# EXCERPTED PASSAGE:
-------------------------

The hostess groans as I ask for a table for one, please. She has no idea what’s going on in the restaurant, she tells me, but she’ll take me back anyway. Thank you…?
As she leads me through the restaurant, she complains to me about how disorganized this place is as well as all “the girls” who work there, taking me to a high-top table at the back of the restaurant.
The space is filled with TVs tuned to sports and covered with what I assume is supposed to be a rustic, heart-of-America kind of wood paneling. You’d have no idea DC was beyond the front doors. I could be in an airport terminal in Tampa, or maybe Cleveland or Indianapolis, who’s to say?
As I sit down, my waitress gets into an altercation with another one of “the girls,” their matching bright orange Daisy Dukes standing at attention as they face off about who is supposed to seat whom in which section.
I politely avert my gaze to my menu, which informs me that I sadly just missed Wingsday, an all-you-can-eat meat bonanza with the tagline “There’s no we in food; no sharing.”
I’ve always found it interesting that people claim Hooters has great wings—it’s kind of like saying you read Playboy for the articles. I briefly consider ordering some bacon-wrapped wings, because one should go hard when one finds oneself in a Hooters.

-------------------------

Records from a data source:
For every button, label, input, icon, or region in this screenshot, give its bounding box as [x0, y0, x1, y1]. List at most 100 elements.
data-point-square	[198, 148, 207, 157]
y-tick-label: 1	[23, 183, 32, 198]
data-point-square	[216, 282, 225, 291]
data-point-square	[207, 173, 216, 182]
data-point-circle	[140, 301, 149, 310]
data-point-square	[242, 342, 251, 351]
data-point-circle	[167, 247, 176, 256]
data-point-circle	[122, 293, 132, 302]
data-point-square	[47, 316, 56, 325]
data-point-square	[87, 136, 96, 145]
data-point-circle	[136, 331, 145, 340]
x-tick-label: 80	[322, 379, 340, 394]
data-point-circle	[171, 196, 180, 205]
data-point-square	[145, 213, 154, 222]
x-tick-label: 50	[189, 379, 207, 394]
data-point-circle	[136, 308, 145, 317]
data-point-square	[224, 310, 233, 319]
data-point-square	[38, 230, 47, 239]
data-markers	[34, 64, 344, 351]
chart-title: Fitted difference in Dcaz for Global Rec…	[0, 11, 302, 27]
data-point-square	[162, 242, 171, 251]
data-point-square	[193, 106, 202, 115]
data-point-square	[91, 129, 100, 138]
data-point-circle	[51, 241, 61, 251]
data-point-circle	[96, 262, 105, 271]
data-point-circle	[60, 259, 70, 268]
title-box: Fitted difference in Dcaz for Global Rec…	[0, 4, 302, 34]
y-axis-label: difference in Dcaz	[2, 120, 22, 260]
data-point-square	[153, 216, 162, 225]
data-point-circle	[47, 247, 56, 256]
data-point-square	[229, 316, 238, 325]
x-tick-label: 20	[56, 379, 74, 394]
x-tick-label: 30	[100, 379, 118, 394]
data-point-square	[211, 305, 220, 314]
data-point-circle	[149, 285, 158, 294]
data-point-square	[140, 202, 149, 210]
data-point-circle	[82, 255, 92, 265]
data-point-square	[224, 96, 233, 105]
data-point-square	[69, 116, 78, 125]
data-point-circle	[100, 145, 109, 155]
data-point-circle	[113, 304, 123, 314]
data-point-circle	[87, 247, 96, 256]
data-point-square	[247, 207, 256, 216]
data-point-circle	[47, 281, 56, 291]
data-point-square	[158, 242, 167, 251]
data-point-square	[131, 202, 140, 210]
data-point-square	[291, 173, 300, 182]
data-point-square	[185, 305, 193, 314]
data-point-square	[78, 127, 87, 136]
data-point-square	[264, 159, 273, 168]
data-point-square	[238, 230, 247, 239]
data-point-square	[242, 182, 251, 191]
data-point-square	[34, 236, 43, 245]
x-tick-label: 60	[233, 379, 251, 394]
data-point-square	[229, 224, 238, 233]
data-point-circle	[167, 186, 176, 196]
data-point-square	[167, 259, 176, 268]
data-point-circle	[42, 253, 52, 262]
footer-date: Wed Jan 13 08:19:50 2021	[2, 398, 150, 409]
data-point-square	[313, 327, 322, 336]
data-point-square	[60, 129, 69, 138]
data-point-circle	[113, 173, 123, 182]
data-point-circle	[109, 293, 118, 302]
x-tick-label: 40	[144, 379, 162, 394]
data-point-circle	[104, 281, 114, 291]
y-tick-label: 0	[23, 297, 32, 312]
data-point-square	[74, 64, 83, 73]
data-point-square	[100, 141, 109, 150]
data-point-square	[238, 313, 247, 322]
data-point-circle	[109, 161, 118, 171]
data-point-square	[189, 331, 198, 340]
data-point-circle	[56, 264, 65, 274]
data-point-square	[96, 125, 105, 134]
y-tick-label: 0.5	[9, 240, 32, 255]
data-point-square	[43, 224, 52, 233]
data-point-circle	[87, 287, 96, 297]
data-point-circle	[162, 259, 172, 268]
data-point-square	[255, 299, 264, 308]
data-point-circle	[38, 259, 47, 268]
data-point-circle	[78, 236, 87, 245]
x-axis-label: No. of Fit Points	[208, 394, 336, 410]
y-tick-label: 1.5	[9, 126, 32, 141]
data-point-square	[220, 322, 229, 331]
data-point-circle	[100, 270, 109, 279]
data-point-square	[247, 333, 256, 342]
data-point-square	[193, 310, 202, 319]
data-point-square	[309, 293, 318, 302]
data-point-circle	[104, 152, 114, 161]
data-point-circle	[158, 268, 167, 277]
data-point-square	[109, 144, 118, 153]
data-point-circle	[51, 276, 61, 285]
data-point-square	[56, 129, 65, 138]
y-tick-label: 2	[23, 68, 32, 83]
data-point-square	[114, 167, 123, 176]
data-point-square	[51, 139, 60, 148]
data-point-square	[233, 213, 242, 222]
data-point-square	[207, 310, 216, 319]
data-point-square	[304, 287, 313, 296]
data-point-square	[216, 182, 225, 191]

-------------------------

# GOAL 1:
Update the passage about the restaurant visit, starting at "The space is" and ending at "in which section.", and replace "airport terminal" with "bus station".
# GOAL 2:
Arrange the rows as a numbered list, starting at the first row and ending at the row that contains "301, 149, 310]". Leave out blank lines.

# FINISHED ANSWER 1:
The space is filled with TVs tuned to sports and covered with what I assume is supposed to be a rustic, heart-of-America kind of wood paneling. You’d have no idea DC was beyond the front doors. I could be in an bus station in Tampa, or maybe Cleveland or Indianapolis, who’s to say?
As I sit down, my waitress gets into an altercation with another one of “the girls,” their matching bright orange Daisy Dukes standing at attention as they face off about who is supposed to seat whom in which section.

# FINISHED ANSWER 2:
1. For every button, label, input, icon, or region in this screenshot, give its bounding box as [x0, y0, x1, y1]. List at most 100 elements.
2. data-point-square	[198, 148, 207, 157]
3. y-tick-label: 1	[23, 183, 32, 198]
4. data-point-square	[216, 282, 225, 291]
5. data-point-square	[207, 173, 216, 182]
6. data-point-circle	[140, 301, 149, 310]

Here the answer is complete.